Saved data entries:
-=-=-

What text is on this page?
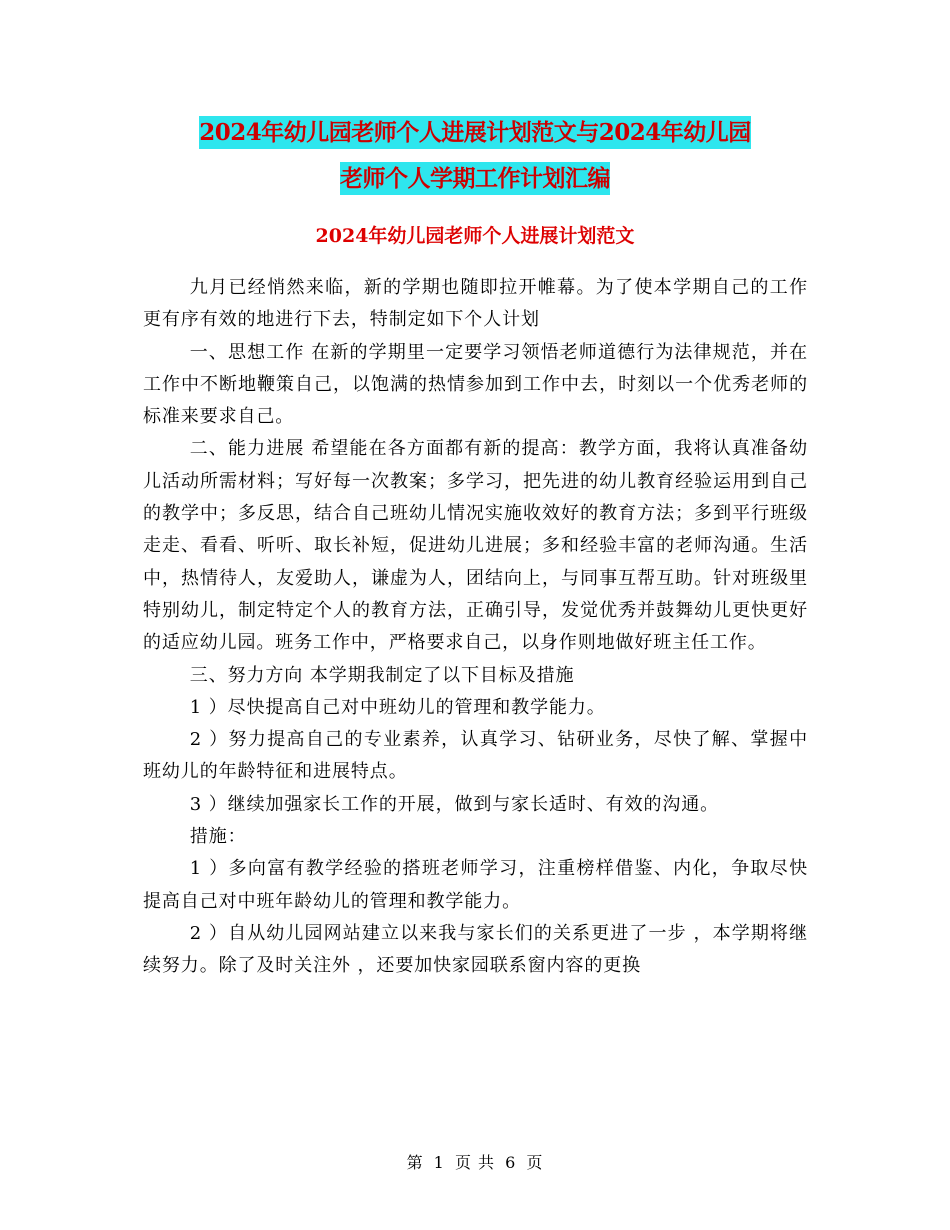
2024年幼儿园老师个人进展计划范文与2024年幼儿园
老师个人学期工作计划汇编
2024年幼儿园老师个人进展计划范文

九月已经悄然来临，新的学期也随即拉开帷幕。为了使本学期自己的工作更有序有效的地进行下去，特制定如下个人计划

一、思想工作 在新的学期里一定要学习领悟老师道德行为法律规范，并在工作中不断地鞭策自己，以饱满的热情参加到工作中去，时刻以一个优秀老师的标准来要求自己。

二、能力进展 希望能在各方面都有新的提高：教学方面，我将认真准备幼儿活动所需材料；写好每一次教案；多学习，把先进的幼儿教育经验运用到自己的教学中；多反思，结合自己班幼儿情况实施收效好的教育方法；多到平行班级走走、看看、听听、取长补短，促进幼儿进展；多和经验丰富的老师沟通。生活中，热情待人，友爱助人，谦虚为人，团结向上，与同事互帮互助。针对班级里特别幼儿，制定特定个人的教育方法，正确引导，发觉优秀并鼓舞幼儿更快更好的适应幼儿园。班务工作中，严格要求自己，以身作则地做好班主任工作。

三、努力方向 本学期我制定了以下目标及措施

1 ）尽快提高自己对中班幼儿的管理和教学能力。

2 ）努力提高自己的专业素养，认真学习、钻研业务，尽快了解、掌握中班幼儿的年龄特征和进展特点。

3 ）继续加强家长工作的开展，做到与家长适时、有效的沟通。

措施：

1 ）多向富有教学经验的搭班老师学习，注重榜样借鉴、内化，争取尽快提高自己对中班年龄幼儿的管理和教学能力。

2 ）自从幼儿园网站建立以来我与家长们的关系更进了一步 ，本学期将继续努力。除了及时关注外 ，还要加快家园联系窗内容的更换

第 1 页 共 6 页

-=-=-

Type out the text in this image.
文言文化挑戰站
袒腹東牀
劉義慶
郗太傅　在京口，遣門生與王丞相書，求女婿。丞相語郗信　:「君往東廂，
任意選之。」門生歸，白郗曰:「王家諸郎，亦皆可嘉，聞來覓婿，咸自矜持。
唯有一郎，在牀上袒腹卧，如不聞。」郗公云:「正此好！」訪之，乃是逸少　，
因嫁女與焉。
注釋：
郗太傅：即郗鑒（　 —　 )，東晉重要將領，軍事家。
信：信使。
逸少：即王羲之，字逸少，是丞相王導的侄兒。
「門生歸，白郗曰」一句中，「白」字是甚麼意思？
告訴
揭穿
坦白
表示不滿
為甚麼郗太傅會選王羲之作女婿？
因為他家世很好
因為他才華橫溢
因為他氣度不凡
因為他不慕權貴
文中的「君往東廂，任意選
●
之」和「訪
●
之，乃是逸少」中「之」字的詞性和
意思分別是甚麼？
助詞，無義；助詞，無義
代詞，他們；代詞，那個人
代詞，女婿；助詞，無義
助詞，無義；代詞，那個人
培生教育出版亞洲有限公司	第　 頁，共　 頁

-=-=-

[Task description]
Copy each line of the listing that contains the string "君往東廂".

[Solution to the problem]
郗太傅　在京口，遣門生與王丞相書，求女婿。丞相語郗信　:「君往東廂，
文中的「君往東廂，任意選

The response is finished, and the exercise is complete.